[Dataset entries]
▼

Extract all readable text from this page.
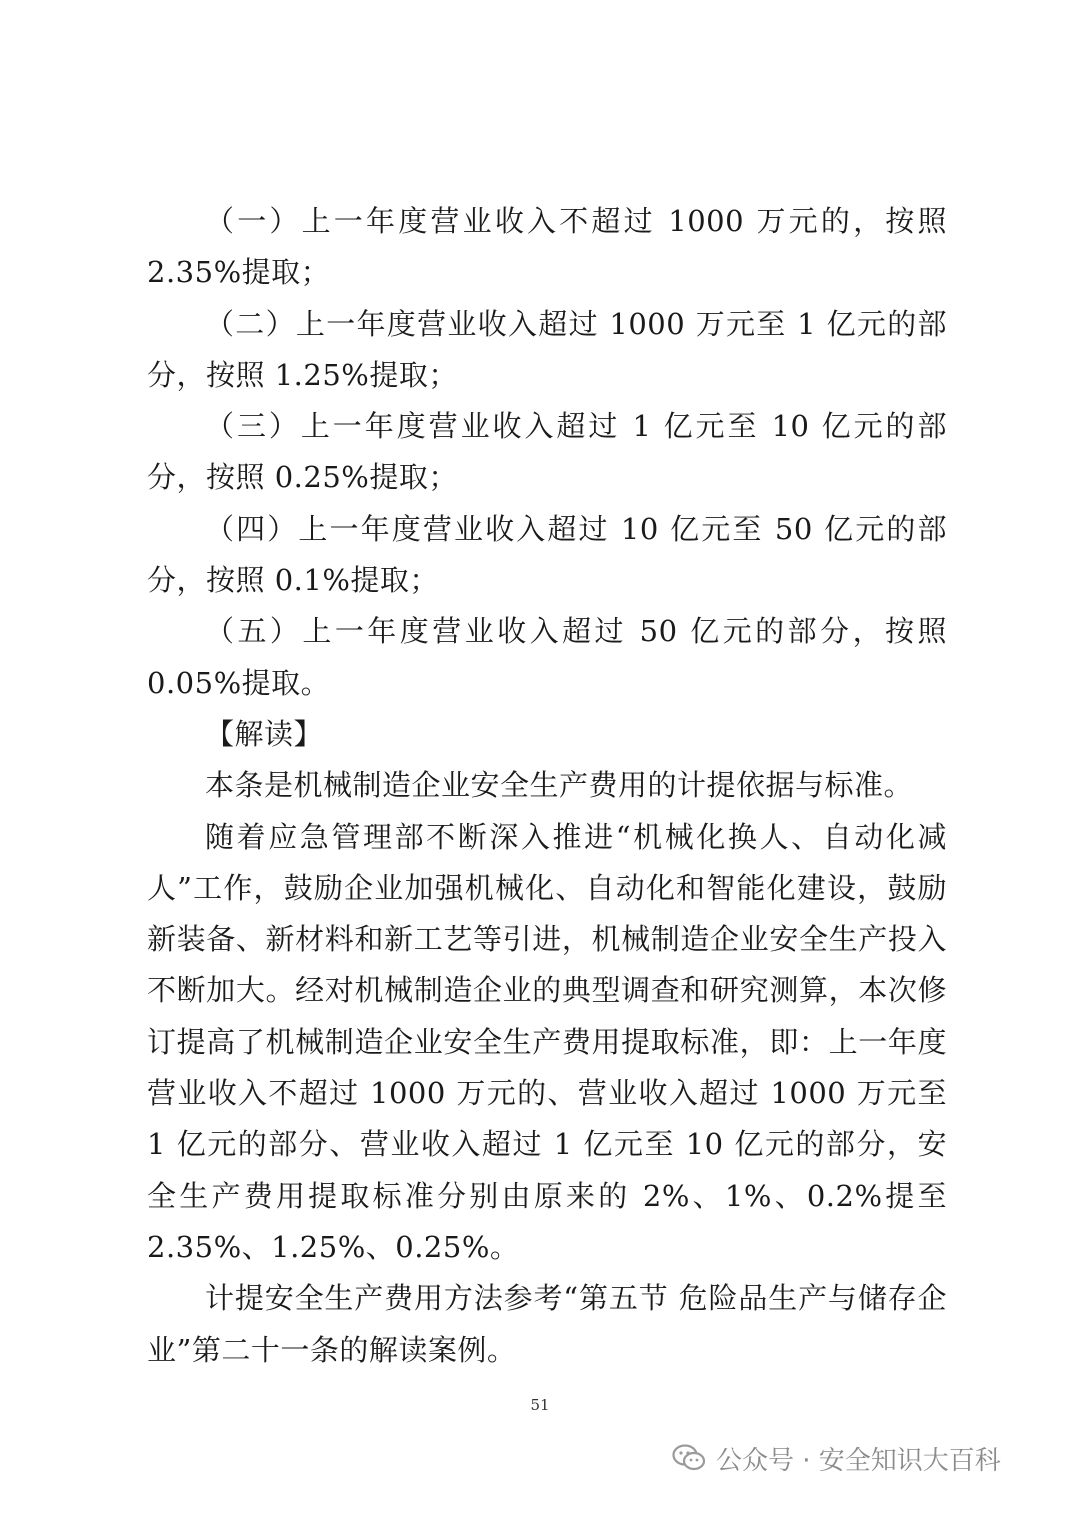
（一）上一年度营业收入不超过 1000 万元的，按照 2.35%提取；

（二）上一年度营业收入超过 1000 万元至 1 亿元的部分，按照 1.25%提取；

（三）上一年度营业收入超过 1 亿元至 10 亿元的部分，按照 0.25%提取；

（四）上一年度营业收入超过 10 亿元至 50 亿元的部分，按照 0.1%提取；

（五）上一年度营业收入超过 50 亿元的部分，按照 0.05%提取。

【解读】

本条是机械制造企业安全生产费用的计提依据与标准。

随着应急管理部不断深入推进“机械化换人、自动化减人”工作，鼓励企业加强机械化、自动化和智能化建设，鼓励新装备、新材料和新工艺等引进，机械制造企业安全生产投入不断加大。经对机械制造企业的典型调查和研究测算，本次修订提高了机械制造企业安全生产费用提取标准，即：上一年度营业收入不超过 1000 万元的、营业收入超过 1000 万元至 1 亿元的部分、营业收入超过 1 亿元至 10 亿元的部分，安全生产费用提取标准分别由原来的 2%、1%、0.2%提至 2.35%、1.25%、0.25%。

计提安全生产费用方法参考“第五节 危险品生产与储存企业”第二十一条的解读案例。

51
公众号 · 安全知识大百科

▲

Exercise task: Repeat the records above exactly, leaving out any pictures they contain.

Solution:
Extract all readable text from this page.
（一）上一年度营业收入不超过 1000 万元的，按照 2.35%提取；

（二）上一年度营业收入超过 1000 万元至 1 亿元的部分，按照 1.25%提取；

（三）上一年度营业收入超过 1 亿元至 10 亿元的部分，按照 0.25%提取；

（四）上一年度营业收入超过 10 亿元至 50 亿元的部分，按照 0.1%提取；

（五）上一年度营业收入超过 50 亿元的部分，按照 0.05%提取。

【解读】

本条是机械制造企业安全生产费用的计提依据与标准。

随着应急管理部不断深入推进“机械化换人、自动化减人”工作，鼓励企业加强机械化、自动化和智能化建设，鼓励新装备、新材料和新工艺等引进，机械制造企业安全生产投入不断加大。经对机械制造企业的典型调查和研究测算，本次修订提高了机械制造企业安全生产费用提取标准，即：上一年度营业收入不超过 1000 万元的、营业收入超过 1000 万元至 1 亿元的部分、营业收入超过 1 亿元至 10 亿元的部分，安全生产费用提取标准分别由原来的 2%、1%、0.2%提至 2.35%、1.25%、0.25%。

计提安全生产费用方法参考“第五节 危险品生产与储存企业”第二十一条的解读案例。

51
公众号 · 安全知识大百科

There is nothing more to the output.